**What is expected**
Can you pick up the passage on high-risk drivers and Canada's auto insurance tiers and carry it on from its final sentence?

**Source text**
╔══
Paul - Scarborough, Ontario
You're a high risk driver if you have too many tickets and/or accidents for the regular market.
There are three tiers to the home and auto insurance market in Canada: the regular marketplace; the high risk marketplace, which consists of five companies; and then there's the last resort which is the Facility Association. If you are squeaky clean, with a 20 year record, you get the best rates in the market. If you have little less of a great record, it's a little more expensive. If you get one ticket, it's a little more expensive. With 2 tickets, you can stay in there, but just barely. 3 tickets and more, or a couple accidents within a few year period, you'll get moved into the high risk market until your record improves, and then you're allowed back into the regular market.
╚══
**Data provided**
╔══
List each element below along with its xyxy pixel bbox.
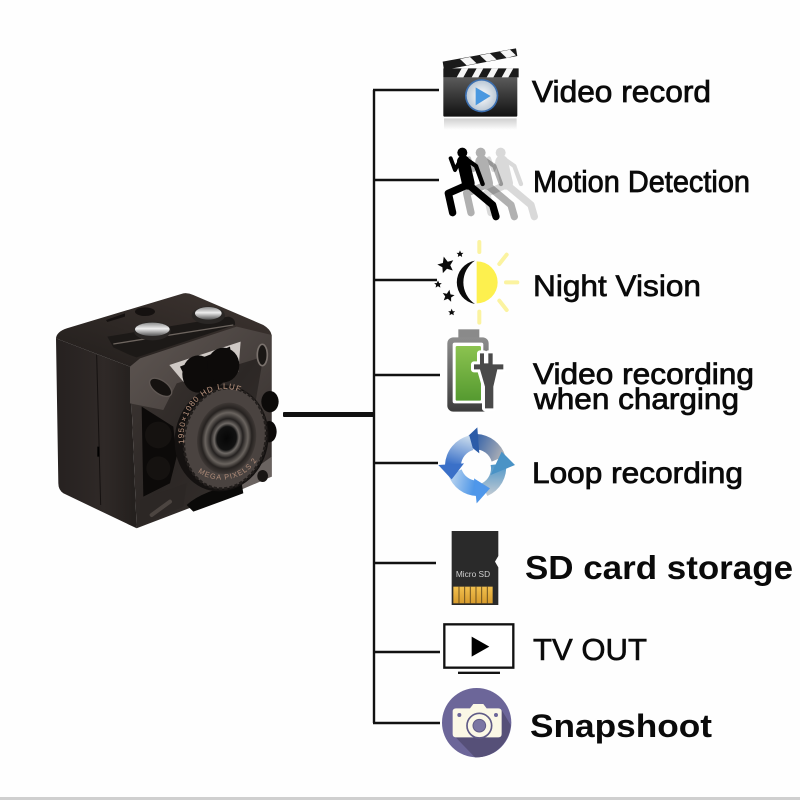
╚══
**Answer below**
Think of it like the penalty box: you broke the rules, and now you've been put in the box, which means you have to pay a higher rate, and possibly have lesser coverage. However, if you behave yourself after a certain period of time, you'll get let back into the game, and if you continue to behave, you get to keep playing, and playing the regular game. If you misbehave again, you'll go back in the penalty box. Now unlike some of those sports, you can continue to get more penalties when you're in the box, you never get let out. So it's up to you—control your record, drive well, don't get tickets, don't have accidents, and you'll be let out to access the low risk rates again.
How many tickets do I need before I'm considered a high risk driver?
Felix - Ottawa, Ontario
That's a moving question, but we'll speak in generics for most companies. If you have three or more tickets in a three year period, you're going to have a hard time getting into most insurance companies. There are some exceptions to that—you're allowed into a couple of them. Insurance companies change their strategies, but for the most part, three tickets in a three year period is when you'll start entering the high-risk pool.
Keep in mind that tickets are measured over a three year cycle, so it's not I had 3 tickets over 20 year driving history. If you have three tickets on your record, you're probably going to get kicked out your company and have to find another. If you have four or more tickets, you're definitely getting kicked out of your regular market insurance company.
How much more is high risk auto insurance?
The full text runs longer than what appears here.